§ **Exercise**: Collect every line that includes the string "Posted".

**** Supplied material

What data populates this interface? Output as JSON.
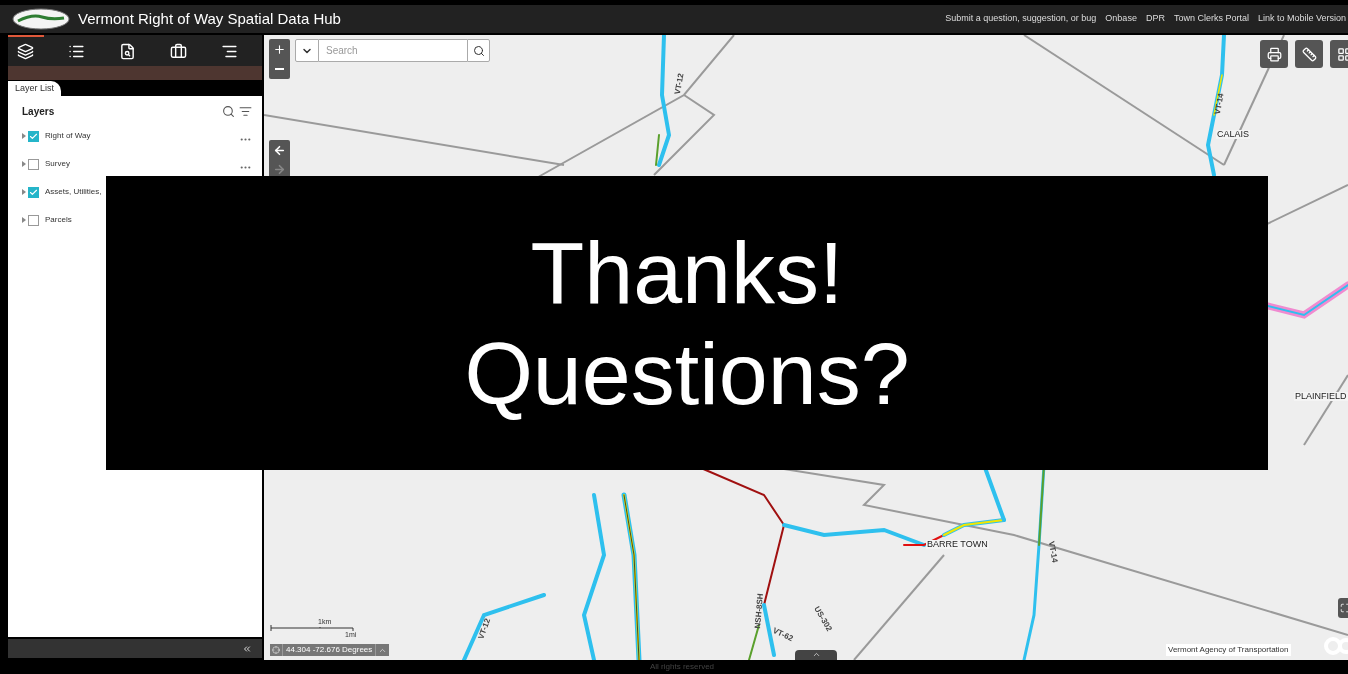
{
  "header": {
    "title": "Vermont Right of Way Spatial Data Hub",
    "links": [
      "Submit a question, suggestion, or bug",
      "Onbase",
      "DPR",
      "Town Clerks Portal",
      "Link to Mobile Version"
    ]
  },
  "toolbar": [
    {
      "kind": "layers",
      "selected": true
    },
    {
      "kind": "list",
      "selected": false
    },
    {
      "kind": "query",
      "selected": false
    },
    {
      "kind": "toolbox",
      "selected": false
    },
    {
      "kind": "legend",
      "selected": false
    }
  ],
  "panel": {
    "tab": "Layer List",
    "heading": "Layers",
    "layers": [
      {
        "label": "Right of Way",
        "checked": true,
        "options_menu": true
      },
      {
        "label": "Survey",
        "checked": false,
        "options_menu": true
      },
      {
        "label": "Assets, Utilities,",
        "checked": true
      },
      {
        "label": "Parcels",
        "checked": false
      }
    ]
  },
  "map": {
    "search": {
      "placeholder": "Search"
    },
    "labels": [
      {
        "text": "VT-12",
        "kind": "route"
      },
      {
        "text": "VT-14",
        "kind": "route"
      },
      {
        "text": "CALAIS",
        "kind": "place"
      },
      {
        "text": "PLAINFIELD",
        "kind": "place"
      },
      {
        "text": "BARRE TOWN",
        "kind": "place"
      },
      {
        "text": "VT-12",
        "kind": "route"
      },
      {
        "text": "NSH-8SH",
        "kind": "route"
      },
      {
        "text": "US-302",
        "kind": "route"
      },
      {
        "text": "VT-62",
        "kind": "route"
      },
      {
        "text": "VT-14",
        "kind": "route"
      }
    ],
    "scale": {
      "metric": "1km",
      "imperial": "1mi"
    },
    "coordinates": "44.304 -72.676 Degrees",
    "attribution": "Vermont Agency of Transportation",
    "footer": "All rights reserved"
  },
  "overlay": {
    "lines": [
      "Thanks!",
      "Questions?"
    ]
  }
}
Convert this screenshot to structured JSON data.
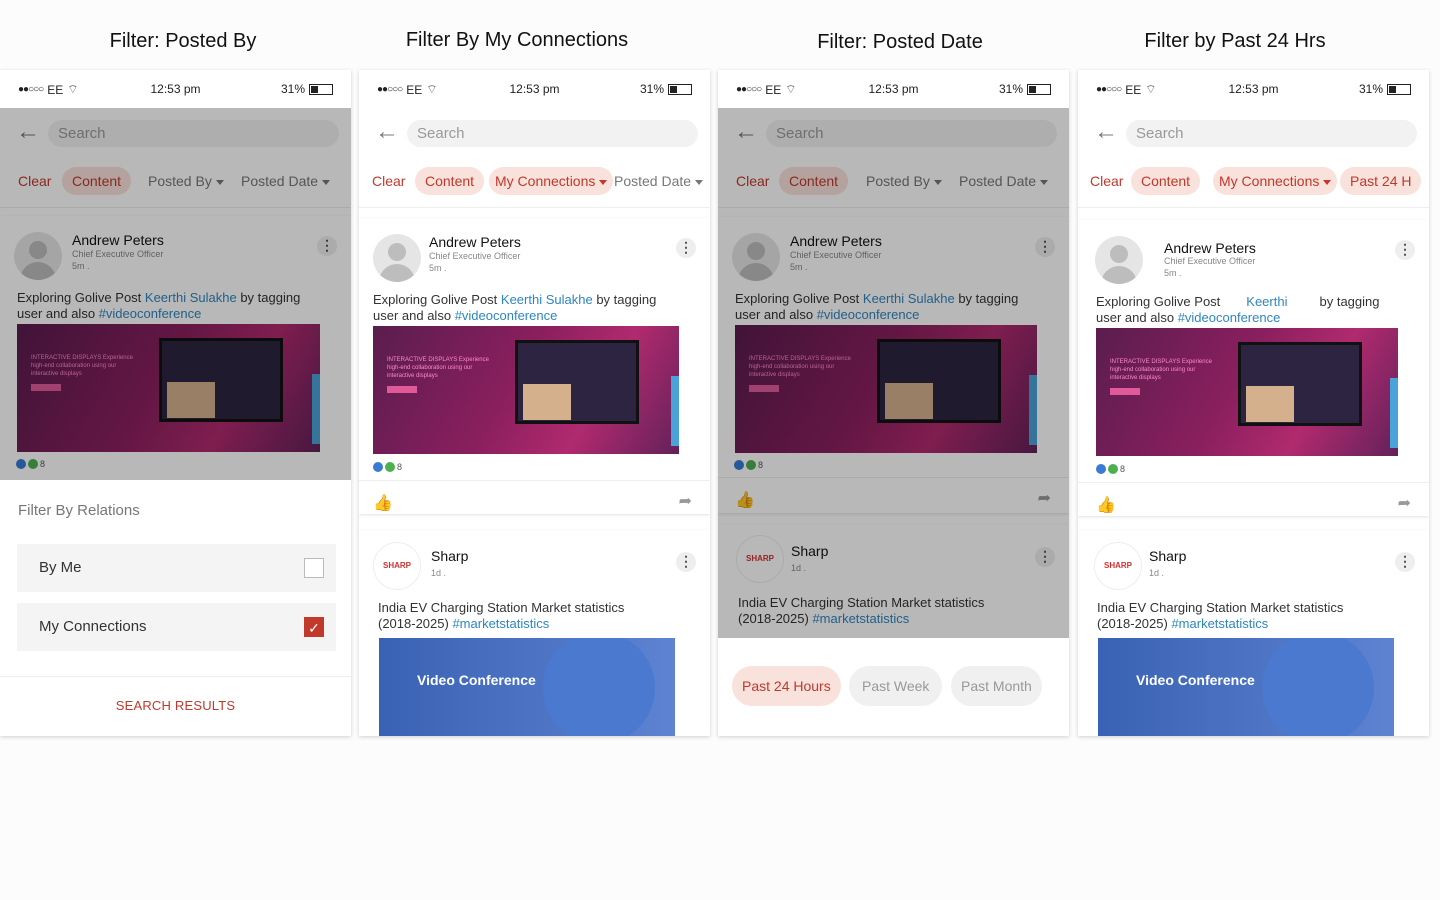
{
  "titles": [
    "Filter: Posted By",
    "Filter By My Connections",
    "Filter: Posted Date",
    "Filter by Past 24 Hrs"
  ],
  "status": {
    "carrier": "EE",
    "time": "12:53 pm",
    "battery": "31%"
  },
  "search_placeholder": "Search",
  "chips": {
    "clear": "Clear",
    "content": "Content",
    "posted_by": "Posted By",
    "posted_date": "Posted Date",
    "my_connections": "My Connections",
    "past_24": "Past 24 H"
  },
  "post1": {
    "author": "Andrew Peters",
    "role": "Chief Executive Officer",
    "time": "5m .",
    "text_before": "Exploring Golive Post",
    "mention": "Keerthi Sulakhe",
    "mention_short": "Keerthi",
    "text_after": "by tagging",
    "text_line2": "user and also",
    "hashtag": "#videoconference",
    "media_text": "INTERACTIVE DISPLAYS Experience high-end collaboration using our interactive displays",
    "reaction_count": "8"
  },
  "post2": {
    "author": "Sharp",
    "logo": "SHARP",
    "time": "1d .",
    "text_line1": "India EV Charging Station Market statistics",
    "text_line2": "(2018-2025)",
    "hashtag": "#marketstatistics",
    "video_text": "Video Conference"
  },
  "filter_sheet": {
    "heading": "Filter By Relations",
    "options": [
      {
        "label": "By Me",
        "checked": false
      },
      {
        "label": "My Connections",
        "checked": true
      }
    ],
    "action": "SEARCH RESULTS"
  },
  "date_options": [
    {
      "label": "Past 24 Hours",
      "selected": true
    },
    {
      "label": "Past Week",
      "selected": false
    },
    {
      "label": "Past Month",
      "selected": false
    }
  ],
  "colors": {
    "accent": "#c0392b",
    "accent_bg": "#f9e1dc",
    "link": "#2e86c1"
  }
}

********
**** Supplied material

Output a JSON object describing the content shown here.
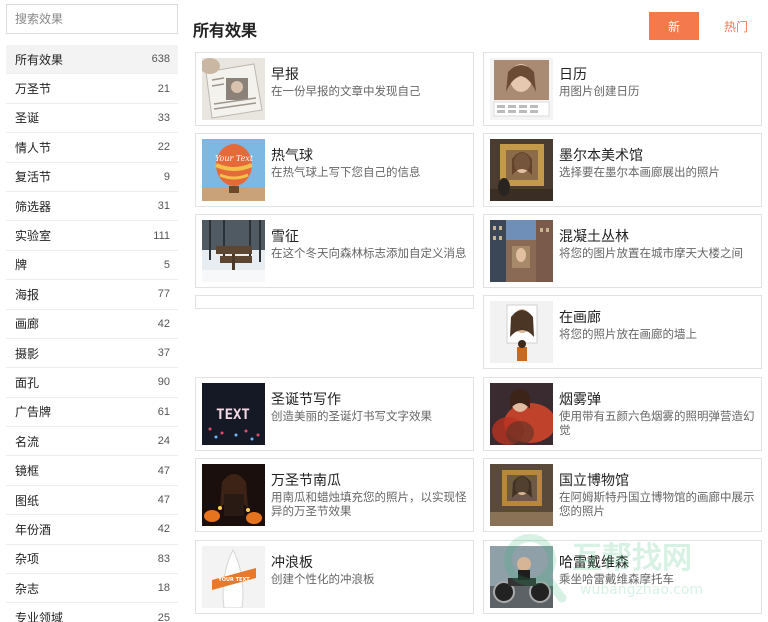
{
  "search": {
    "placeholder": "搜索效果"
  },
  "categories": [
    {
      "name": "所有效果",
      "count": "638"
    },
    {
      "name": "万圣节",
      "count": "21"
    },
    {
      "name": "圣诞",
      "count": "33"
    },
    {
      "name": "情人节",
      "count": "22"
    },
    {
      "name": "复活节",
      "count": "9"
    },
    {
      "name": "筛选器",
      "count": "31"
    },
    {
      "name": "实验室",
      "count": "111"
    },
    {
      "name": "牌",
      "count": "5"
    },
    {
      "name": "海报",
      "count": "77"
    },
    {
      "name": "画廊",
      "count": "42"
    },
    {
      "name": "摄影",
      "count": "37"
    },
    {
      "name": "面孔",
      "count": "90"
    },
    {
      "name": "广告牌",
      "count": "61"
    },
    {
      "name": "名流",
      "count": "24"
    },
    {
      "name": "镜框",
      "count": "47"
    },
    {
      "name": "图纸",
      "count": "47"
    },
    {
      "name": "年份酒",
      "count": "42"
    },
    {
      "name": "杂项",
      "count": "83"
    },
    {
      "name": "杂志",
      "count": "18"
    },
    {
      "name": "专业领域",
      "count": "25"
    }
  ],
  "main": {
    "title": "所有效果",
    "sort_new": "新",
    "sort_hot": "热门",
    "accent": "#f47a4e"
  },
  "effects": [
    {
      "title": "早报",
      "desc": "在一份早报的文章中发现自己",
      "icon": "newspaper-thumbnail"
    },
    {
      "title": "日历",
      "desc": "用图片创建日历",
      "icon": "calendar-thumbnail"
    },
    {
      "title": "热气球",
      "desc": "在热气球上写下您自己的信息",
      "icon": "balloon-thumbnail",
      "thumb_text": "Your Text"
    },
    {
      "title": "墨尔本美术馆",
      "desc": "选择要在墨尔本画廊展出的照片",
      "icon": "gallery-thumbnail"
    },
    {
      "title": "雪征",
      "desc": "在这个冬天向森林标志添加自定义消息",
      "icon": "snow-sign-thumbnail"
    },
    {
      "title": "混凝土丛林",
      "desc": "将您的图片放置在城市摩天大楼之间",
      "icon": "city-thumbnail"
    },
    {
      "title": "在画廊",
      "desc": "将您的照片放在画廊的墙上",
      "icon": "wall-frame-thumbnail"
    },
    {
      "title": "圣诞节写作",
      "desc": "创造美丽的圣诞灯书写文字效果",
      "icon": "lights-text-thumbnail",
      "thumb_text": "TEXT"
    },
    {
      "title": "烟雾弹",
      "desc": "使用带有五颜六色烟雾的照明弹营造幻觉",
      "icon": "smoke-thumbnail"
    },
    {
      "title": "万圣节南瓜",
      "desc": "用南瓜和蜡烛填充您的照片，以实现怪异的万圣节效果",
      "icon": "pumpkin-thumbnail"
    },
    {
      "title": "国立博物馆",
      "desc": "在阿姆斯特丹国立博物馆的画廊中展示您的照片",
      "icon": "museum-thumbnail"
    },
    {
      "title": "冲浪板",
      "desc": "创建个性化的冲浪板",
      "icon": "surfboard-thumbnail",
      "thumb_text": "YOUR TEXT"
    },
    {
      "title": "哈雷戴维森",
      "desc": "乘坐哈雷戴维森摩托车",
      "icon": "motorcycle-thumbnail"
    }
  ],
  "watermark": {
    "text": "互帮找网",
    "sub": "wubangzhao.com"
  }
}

********

§ **Solution below**:
    "Filter: Posted By",
    "Filter: Posted Date",
    "posted_by": "Posted By",
    "posted_date": "Posted Date",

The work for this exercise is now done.